* Short exercise:
Write out the whole listing, matching it exactly.

* Material shown:
■ ■ ■

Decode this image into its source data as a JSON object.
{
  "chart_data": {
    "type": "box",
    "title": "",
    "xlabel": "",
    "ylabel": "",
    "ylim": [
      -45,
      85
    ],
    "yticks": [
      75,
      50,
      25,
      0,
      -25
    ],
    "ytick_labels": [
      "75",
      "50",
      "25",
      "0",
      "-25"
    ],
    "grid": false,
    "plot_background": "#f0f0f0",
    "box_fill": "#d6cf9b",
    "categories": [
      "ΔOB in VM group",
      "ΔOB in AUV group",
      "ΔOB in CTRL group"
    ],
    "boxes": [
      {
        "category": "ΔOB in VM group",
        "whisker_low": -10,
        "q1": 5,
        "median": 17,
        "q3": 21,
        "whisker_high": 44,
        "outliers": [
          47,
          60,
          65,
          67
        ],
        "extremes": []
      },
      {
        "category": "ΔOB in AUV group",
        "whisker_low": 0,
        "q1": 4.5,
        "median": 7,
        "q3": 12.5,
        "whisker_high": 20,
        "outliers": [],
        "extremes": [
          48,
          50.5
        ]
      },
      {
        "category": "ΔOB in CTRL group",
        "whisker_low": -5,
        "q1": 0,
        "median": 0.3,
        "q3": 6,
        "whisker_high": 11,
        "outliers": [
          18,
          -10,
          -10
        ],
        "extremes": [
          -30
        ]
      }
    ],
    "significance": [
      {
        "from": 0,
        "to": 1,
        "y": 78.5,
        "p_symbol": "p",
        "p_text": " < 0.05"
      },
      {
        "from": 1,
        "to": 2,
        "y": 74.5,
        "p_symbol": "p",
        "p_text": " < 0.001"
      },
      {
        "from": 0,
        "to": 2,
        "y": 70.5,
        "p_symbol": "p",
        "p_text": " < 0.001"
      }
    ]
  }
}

■ ■ ■

* Answer to this problem:
Decode this image into its source data as a JSON object.
{
  "chart_data": {
    "type": "box",
    "title": "",
    "xlabel": "",
    "ylabel": "",
    "ylim": [
      -45,
      85
    ],
    "yticks": [
      75,
      50,
      25,
      0,
      -25
    ],
    "ytick_labels": [
      "75",
      "50",
      "25",
      "0",
      "-25"
    ],
    "grid": false,
    "plot_background": "#f0f0f0",
    "box_fill": "#d6cf9b",
    "categories": [
      "ΔOB in VM group",
      "ΔOB in AUV group",
      "ΔOB in CTRL group"
    ],
    "boxes": [
      {
        "category": "ΔOB in VM group",
        "whisker_low": -10,
        "q1": 5,
        "median": 17,
        "q3": 21,
        "whisker_high": 44,
        "outliers": [
          47,
          60,
          65,
          67
        ],
        "extremes": []
      },
      {
        "category": "ΔOB in AUV group",
        "whisker_low": 0,
        "q1": 4.5,
        "median": 7,
        "q3": 12.5,
        "whisker_high": 20,
        "outliers": [],
        "extremes": [
          48,
          50.5
        ]
      },
      {
        "category": "ΔOB in CTRL group",
        "whisker_low": -5,
        "q1": 0,
        "median": 0.3,
        "q3": 6,
        "whisker_high": 11,
        "outliers": [
          18,
          -10,
          -10
        ],
        "extremes": [
          -30
        ]
      }
    ],
    "significance": [
      {
        "from": 0,
        "to": 1,
        "y": 78.5,
        "p_symbol": "p",
        "p_text": " < 0.05"
      },
      {
        "from": 1,
        "to": 2,
        "y": 74.5,
        "p_symbol": "p",
        "p_text": " < 0.001"
      },
      {
        "from": 0,
        "to": 2,
        "y": 70.5,
        "p_symbol": "p",
        "p_text": " < 0.001"
      }
    ]
  }
}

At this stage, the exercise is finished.